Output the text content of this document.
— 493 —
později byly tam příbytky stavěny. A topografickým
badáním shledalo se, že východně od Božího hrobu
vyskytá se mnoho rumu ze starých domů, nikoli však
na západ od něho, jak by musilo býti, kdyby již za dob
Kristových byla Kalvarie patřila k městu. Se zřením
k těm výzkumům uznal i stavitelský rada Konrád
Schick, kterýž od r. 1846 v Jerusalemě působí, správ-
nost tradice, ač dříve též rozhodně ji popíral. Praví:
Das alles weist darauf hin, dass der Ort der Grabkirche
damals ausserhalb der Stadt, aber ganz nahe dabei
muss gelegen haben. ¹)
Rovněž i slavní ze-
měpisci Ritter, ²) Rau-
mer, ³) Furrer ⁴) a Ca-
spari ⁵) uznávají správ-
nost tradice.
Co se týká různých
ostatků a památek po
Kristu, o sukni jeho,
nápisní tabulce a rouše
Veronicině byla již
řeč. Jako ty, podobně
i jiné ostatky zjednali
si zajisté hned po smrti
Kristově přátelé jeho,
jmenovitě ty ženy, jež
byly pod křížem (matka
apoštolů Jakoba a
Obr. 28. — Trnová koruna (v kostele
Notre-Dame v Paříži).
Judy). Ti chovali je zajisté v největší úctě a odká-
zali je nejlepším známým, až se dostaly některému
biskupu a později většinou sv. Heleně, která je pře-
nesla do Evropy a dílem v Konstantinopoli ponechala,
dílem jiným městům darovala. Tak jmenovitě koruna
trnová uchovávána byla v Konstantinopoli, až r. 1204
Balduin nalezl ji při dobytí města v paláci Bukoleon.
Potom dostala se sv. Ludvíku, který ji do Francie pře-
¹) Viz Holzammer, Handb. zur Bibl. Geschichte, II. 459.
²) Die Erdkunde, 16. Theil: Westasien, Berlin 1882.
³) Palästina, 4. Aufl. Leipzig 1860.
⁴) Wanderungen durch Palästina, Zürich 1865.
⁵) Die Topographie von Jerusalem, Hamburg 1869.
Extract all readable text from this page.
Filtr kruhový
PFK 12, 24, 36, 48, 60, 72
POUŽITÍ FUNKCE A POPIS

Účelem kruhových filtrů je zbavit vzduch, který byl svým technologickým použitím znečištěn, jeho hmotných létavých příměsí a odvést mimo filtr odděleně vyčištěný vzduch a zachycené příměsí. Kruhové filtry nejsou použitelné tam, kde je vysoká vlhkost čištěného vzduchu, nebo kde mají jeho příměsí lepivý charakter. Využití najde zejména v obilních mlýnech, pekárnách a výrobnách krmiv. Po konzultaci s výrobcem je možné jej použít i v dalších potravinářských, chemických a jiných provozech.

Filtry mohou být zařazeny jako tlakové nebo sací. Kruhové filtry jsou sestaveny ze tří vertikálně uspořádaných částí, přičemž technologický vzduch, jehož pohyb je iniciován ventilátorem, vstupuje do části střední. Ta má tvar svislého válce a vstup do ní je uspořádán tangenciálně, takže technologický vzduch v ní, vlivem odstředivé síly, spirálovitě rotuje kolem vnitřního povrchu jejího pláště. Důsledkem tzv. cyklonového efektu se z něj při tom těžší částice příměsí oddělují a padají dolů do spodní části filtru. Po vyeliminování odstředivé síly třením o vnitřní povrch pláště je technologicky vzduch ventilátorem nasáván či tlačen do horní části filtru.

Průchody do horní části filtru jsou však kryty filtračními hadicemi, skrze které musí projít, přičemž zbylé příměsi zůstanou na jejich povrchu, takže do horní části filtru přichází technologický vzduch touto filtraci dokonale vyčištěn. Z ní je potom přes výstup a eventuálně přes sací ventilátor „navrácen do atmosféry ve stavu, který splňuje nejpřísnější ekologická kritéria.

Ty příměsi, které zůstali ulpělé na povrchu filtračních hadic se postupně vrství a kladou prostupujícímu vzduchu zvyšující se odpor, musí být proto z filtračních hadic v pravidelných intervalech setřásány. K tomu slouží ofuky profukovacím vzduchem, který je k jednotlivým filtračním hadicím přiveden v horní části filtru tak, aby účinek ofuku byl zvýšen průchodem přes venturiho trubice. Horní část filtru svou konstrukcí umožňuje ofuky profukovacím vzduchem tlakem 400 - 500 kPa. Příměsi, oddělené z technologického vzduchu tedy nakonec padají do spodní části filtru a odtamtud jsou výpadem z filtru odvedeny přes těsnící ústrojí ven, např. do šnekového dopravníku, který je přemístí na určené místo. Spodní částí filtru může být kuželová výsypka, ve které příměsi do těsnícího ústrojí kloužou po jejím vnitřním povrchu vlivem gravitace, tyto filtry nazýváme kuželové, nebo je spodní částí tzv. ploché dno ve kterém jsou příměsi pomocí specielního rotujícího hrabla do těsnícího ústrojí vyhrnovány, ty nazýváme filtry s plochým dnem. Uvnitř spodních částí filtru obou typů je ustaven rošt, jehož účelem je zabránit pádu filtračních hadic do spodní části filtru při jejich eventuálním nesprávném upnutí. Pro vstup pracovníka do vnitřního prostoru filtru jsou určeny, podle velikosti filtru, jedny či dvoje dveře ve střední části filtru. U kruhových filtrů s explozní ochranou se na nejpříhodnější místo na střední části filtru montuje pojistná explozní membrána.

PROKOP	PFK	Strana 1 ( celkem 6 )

····················

#### PROBLEM STATEMENT:
Find the lines above that contain the word "nost" and collect them.

#### THE SOLUTION:
nost tradice, ač dříve též rozhodně ji popíral. Praví:
nost tradice.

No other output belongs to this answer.